* GIVEN TASK *
Look through the data for the string "无脏乱差". Copy every line where it is found.

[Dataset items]
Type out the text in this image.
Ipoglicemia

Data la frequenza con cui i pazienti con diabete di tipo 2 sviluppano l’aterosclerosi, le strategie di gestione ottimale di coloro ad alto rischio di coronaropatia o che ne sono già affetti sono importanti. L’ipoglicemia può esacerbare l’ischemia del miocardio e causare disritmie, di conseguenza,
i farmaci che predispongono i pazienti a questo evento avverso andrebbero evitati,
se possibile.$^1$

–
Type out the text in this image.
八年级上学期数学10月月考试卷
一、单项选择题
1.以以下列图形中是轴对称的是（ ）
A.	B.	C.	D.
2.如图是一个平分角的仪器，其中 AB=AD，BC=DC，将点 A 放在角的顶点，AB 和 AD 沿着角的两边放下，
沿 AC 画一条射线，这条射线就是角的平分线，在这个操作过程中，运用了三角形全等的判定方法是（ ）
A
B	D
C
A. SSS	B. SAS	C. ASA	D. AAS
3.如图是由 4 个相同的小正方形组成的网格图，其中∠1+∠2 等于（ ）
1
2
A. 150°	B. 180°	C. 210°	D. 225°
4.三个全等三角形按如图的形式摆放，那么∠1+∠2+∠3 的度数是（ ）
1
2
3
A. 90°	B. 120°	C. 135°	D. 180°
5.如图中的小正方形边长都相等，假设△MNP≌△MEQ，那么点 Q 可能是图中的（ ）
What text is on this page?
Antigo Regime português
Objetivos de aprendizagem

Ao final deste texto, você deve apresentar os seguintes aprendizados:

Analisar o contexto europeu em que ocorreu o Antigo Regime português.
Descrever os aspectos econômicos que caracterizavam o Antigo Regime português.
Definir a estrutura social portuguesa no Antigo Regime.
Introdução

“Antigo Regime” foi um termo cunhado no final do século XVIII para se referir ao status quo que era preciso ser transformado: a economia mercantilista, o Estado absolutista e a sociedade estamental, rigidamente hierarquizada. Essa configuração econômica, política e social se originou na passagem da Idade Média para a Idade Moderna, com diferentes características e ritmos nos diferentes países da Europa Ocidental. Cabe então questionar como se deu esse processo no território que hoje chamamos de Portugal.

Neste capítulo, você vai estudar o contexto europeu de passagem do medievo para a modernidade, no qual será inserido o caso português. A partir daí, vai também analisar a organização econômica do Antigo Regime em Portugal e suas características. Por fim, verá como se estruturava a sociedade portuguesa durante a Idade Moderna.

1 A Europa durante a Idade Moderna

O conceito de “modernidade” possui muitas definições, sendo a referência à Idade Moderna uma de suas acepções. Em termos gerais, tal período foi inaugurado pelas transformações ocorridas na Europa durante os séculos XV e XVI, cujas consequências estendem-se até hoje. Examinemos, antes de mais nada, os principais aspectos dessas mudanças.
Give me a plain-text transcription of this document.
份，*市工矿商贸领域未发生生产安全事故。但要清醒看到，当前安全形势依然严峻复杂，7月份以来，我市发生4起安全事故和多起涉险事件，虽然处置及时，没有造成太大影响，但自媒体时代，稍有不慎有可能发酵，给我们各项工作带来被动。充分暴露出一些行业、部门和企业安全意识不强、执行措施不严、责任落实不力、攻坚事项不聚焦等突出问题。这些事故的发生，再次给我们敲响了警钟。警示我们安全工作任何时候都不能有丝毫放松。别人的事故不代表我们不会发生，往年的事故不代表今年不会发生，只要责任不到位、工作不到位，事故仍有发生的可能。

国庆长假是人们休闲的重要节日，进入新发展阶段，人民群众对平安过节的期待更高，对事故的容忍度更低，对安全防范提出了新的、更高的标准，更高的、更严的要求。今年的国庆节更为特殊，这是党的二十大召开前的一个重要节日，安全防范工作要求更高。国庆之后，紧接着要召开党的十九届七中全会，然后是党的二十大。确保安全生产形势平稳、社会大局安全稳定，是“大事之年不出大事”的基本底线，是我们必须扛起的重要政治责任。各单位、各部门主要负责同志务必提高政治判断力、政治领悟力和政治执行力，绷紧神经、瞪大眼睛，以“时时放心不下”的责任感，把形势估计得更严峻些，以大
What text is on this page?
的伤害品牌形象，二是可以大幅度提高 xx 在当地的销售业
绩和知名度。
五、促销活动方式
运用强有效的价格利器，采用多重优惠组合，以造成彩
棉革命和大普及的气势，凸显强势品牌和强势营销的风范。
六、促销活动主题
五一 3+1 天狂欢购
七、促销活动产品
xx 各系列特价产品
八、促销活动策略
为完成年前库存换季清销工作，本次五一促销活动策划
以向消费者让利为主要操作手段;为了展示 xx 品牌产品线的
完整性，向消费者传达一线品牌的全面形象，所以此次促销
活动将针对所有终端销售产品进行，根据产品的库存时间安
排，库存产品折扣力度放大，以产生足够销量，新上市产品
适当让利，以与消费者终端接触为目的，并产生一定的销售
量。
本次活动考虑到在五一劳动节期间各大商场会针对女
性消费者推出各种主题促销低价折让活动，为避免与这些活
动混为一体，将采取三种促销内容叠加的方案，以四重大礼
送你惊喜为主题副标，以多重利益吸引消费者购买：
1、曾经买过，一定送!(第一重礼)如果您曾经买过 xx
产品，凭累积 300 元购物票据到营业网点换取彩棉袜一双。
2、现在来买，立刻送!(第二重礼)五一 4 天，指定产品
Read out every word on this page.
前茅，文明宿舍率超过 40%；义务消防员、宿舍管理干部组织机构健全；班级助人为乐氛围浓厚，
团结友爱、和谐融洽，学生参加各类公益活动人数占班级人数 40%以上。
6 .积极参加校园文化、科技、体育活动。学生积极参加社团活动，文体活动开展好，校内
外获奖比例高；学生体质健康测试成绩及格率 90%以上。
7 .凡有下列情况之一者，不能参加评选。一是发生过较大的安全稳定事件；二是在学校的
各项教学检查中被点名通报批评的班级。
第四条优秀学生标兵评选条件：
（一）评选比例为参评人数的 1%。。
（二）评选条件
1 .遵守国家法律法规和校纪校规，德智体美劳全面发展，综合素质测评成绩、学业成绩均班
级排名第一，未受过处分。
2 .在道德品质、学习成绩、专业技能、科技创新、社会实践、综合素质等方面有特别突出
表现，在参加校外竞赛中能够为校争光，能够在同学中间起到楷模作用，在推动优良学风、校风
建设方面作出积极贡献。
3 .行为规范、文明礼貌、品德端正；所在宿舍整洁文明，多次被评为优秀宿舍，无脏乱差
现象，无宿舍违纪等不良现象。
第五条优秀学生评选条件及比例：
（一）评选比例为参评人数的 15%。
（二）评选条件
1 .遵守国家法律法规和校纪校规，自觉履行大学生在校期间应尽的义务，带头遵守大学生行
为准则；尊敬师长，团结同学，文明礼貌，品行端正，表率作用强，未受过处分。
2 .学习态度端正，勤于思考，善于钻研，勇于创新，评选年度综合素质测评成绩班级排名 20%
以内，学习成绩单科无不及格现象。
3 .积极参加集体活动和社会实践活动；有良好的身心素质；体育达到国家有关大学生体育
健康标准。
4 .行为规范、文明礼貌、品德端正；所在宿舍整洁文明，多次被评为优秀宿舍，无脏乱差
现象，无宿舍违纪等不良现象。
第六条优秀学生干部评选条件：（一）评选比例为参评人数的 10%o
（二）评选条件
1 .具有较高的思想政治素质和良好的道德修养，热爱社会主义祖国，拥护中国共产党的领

* EXERCISE OUTPUT *
3 .行为规范、文明礼貌、品德端正；所在宿舍整洁文明，多次被评为优秀宿舍，无脏乱差
4 .行为规范、文明礼貌、品德端正；所在宿舍整洁文明，多次被评为优秀宿舍，无脏乱差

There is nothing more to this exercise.